Task to complete: Can you convert every line of the records below into a Markdown table with the columns Row and Line, numbering the rows and skipping blank lines? Leave the pictures out of the answer.

Given records:
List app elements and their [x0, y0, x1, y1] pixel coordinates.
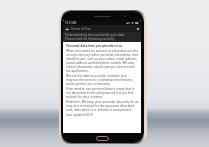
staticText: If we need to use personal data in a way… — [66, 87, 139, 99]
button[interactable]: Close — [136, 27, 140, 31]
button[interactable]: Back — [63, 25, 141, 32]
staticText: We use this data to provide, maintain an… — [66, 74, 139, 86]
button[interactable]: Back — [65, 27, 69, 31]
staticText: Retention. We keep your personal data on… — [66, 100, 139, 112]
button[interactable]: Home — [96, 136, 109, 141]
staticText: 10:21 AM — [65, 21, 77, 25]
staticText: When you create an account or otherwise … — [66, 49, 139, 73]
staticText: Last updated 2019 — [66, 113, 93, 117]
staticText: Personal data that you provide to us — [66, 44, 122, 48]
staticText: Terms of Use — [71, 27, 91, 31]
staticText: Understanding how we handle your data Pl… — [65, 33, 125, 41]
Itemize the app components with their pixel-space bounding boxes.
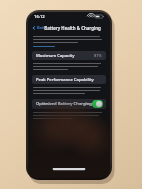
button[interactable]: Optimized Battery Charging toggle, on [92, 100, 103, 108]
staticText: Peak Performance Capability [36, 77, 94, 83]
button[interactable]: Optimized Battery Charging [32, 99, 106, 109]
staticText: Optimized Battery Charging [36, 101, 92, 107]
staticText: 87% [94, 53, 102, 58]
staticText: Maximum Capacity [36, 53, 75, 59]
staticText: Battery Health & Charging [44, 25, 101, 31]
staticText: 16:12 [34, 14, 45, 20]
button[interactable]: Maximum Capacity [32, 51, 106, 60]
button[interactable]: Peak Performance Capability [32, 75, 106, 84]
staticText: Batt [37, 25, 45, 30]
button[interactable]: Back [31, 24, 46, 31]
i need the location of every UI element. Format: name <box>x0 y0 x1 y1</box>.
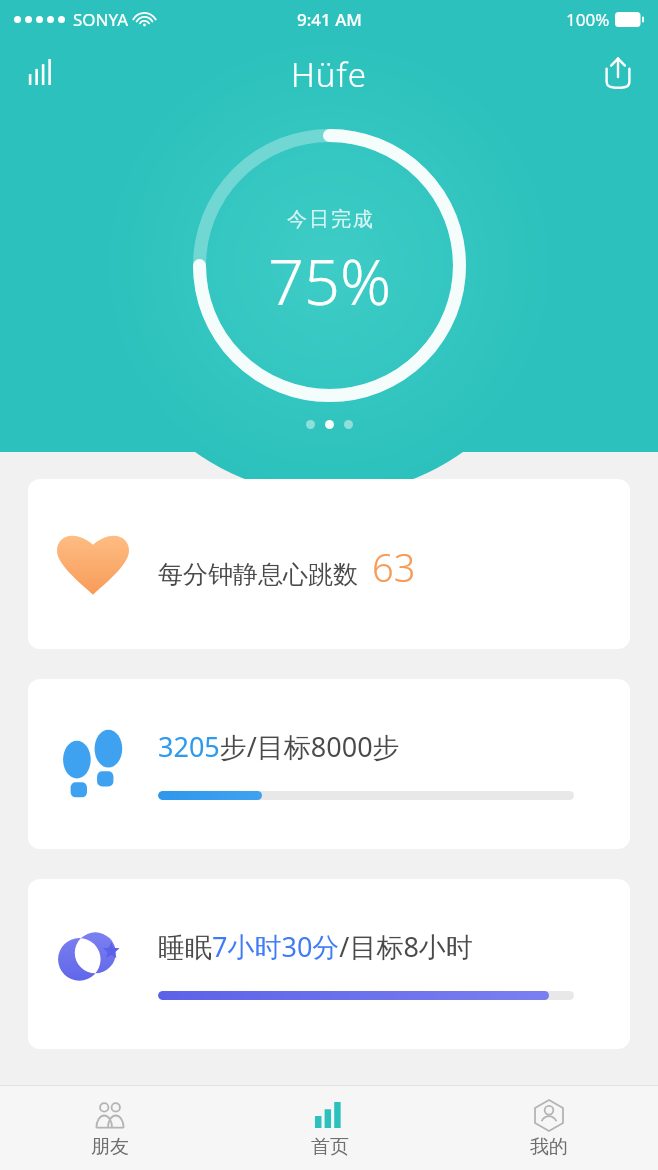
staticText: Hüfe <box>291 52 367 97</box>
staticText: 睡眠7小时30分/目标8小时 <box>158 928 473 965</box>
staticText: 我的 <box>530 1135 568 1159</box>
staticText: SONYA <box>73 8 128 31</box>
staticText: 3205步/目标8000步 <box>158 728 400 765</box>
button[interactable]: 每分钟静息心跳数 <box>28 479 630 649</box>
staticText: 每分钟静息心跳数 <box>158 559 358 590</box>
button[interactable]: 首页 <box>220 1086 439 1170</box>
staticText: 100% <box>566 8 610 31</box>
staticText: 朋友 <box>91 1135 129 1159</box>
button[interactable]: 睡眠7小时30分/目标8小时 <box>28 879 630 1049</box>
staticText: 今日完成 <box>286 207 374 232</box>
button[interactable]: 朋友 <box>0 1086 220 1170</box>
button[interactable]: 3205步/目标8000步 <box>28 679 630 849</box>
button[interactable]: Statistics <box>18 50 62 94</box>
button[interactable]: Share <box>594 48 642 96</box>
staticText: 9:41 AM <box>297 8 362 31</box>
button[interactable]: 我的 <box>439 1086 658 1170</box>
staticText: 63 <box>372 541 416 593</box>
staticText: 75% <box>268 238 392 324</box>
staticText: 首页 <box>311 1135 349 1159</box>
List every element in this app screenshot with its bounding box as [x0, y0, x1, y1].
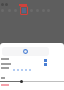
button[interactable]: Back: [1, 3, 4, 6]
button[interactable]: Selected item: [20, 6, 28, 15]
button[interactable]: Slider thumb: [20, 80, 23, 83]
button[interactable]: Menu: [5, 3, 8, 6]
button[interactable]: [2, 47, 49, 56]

Exercise answer:
| Row | Line |
|---|---|
| 1 | List app elements and their [x0, y0, x1, y1] pixel coordinates. |
| 2 | staticText: If we need to use personal data in a way… — [66, 87, 139, 99] |
| 3 | button[interactable]: Close — [136, 27, 140, 31] |
| 4 | button[interactable]: Back — [63, 25, 141, 32] |
| 5 | staticText: We use this data to provide, maintain an… — [66, 74, 139, 86] |
| 6 | button[interactable]: Back — [65, 27, 69, 31] |
| 7 | staticText: Retention. We keep your personal data on… — [66, 100, 139, 112] |
| 8 | button[interactable]: Home — [96, 136, 109, 141] |
| 9 | staticText: 10:21 AM — [65, 21, 77, 25] |
| 10 | staticText: When you create an account or otherwise … — [66, 49, 139, 73] |
| 11 | staticText: Last updated 2019 — [66, 113, 93, 117] |
| 12 | staticText: Personal data that you provide to us — [66, 44, 122, 48] |
| 13 | staticText: Terms of Use — [71, 27, 91, 31] |
| 14 | staticText: Understanding how we handle your data Pl… — [65, 33, 125, 41] |
| 15 | Itemize the app components with their pixel-space bounding boxes. |
| 16 | button[interactable]: Optimized Battery Charging toggle, on [92, 100, 103, 108] |
| 17 | staticText: Peak Performance Capability [36, 77, 94, 83] |
| 18 | button[interactable]: Optimized Battery Charging [32, 99, 106, 109] |
| 19 | staticText: Optimized Battery Charging [36, 101, 92, 107] |
| 20 | staticText: 87% [94, 53, 102, 58] |
| 21 | staticText: Maximum Capacity [36, 53, 75, 59] |
| 22 | staticText: Battery Health & Charging [44, 25, 101, 31] |
| 23 | staticText: 16:12 [34, 14, 45, 20] |
| 24 | button[interactable]: Maximum Capacity [32, 51, 106, 60] |
| 25 | button[interactable]: Peak Performance Capability [32, 75, 106, 84] |
| 26 | staticText: Batt [37, 25, 45, 30] |
| 27 | button[interactable]: Back [31, 24, 46, 31] |
| 28 | i need the location of every UI element. Format: name <box>x0 y0 x1 y1</box>. |
| 29 | staticText: Hüfe <box>291 52 367 97</box> |
| 30 | staticText: 睡眠7小时30分/目标8小时 <box>158 928 473 965</box> |
| 31 | staticText: 我的 <box>530 1135 568 1159</box> |
| 32 | staticText: SONYA <box>73 8 128 31</box> |
| 33 | staticText: 3205步/目标8000步 <box>158 728 400 765</box> |
| 34 | button[interactable]: 每分钟静息心跳数 <box>28 479 630 649</box> |
| 35 | staticText: 每分钟静息心跳数 <box>158 559 358 590</box> |
| 36 | button[interactable]: 首页 <box>220 1086 439 1170</box> |
| 37 | staticText: 100% <box>566 8 610 31</box> |
| 38 | staticText: 朋友 <box>91 1135 129 1159</box> |
| 39 | button[interactable]: 睡眠7小时30分/目标8小时 <box>28 879 630 1049</box> |
| 40 | staticText: 今日完成 <box>286 207 374 232</box> |
| 41 | button[interactable]: 朋友 <box>0 1086 220 1170</box> |
| 42 | button[interactable]: 3205步/目标8000步 <box>28 679 630 849</box> |
| 43 | button[interactable]: Statistics <box>18 50 62 94</box> |
| 44 | button[interactable]: Share <box>594 48 642 96</box> |
| 45 | staticText: 9:41 AM <box>297 8 362 31</box> |
| 46 | button[interactable]: 我的 <box>439 1086 658 1170</box> |
| 47 | staticText: 63 <box>372 541 416 593</box> |
| 48 | staticText: 75% <box>268 238 392 324</box> |
| 49 | staticText: 首页 <box>311 1135 349 1159</box> |
| 50 | List every element in this app screenshot with its bounding box as [x0, y0, x1, y1]. |
| 51 | button[interactable]: Back: [1, 3, 4, 6] |
| 52 | button[interactable]: Selected item: [20, 6, 28, 15] |
| 53 | button[interactable]: Slider thumb: [20, 80, 23, 83] |
| 54 | button[interactable]: Menu: [5, 3, 8, 6] |
| 55 | button[interactable]: [2, 47, 49, 56] |